◆ **What the exercise asks**:
Reproduce the part of the data that opens with the line containing "Give me the" and closes with the line containing "Circle shape bbox=[329, 319, 340, 331]". Substitute "Round marker" for "Circle shape" and leave everything else unchanged.
#### Material for the task ####
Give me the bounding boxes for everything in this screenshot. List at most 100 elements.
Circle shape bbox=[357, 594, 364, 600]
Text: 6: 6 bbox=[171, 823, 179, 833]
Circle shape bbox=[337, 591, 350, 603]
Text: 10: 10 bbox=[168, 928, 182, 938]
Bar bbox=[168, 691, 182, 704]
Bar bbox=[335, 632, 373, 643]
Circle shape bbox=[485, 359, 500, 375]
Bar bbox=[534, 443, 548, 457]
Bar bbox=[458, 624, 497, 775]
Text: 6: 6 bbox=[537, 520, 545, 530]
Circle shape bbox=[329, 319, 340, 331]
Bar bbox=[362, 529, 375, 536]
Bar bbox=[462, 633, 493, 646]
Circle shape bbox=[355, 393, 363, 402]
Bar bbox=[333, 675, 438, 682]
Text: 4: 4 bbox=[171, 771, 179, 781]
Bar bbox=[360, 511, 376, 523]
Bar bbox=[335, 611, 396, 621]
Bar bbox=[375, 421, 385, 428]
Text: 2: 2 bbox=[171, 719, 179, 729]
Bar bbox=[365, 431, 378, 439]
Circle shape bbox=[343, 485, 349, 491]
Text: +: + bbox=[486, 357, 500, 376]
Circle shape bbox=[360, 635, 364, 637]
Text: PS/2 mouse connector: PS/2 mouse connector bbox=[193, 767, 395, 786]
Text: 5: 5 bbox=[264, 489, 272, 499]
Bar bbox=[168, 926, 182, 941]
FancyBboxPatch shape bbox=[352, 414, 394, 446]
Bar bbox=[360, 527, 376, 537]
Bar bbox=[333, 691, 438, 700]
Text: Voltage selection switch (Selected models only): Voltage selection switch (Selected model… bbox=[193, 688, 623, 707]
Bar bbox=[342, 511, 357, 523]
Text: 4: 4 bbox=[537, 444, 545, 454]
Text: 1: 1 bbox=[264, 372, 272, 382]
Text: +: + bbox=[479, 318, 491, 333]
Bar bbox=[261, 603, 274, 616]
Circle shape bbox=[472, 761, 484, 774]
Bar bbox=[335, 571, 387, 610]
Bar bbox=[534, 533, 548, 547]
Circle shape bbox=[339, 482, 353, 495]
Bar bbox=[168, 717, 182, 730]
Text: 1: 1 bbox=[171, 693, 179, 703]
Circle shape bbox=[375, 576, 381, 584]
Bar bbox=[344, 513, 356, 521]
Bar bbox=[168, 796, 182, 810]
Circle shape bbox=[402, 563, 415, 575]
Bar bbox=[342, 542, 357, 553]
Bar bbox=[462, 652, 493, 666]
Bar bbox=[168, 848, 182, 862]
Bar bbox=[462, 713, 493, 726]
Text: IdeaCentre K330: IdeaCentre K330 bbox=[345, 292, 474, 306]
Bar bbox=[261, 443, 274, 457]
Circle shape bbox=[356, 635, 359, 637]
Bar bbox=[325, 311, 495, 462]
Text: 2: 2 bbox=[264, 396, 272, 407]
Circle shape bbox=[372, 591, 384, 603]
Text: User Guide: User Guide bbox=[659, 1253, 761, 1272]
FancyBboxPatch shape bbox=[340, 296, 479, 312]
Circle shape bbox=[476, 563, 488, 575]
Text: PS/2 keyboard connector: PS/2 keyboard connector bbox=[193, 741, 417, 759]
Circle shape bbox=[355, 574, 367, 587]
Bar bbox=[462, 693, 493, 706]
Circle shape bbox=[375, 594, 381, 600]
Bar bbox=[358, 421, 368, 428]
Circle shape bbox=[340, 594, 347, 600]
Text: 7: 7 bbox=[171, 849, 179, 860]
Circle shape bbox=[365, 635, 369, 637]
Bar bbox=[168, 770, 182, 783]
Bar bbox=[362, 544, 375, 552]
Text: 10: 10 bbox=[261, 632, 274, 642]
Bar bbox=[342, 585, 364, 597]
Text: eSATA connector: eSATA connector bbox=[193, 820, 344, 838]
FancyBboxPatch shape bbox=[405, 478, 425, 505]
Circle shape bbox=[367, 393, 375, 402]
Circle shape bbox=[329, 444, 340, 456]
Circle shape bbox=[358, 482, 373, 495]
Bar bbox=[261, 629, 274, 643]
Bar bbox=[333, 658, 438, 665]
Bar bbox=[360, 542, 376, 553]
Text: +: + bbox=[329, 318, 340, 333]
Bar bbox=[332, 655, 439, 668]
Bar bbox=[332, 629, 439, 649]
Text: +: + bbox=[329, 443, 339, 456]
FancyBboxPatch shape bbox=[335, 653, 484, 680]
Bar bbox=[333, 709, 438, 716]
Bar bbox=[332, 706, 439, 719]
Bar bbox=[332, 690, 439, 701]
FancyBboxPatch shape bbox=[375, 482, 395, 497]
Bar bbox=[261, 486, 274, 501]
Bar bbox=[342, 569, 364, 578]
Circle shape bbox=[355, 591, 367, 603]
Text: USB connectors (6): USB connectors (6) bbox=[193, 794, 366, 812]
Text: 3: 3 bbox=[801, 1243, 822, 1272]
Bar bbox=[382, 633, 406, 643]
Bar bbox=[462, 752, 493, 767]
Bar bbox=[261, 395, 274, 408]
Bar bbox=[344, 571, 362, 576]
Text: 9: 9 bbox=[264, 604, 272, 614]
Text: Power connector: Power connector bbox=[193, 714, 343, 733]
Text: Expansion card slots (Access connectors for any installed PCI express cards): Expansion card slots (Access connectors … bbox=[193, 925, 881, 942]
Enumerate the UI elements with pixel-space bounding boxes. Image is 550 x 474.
####
#### Material for the task ####
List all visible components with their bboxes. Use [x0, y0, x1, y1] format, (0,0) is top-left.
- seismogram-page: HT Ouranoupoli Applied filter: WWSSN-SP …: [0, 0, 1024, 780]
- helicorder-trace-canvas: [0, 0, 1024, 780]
####
◆ **Solution to this exercise**:
Give me the bounding boxes for everything in this screenshot. List at most 100 elements.
Round marker bbox=[357, 594, 364, 600]
Text: 6: 6 bbox=[171, 823, 179, 833]
Round marker bbox=[337, 591, 350, 603]
Text: 10: 10 bbox=[168, 928, 182, 938]
Bar bbox=[168, 691, 182, 704]
Bar bbox=[335, 632, 373, 643]
Round marker bbox=[485, 359, 500, 375]
Bar bbox=[534, 443, 548, 457]
Bar bbox=[458, 624, 497, 775]
Text: 6: 6 bbox=[537, 520, 545, 530]
Round marker bbox=[329, 319, 340, 331]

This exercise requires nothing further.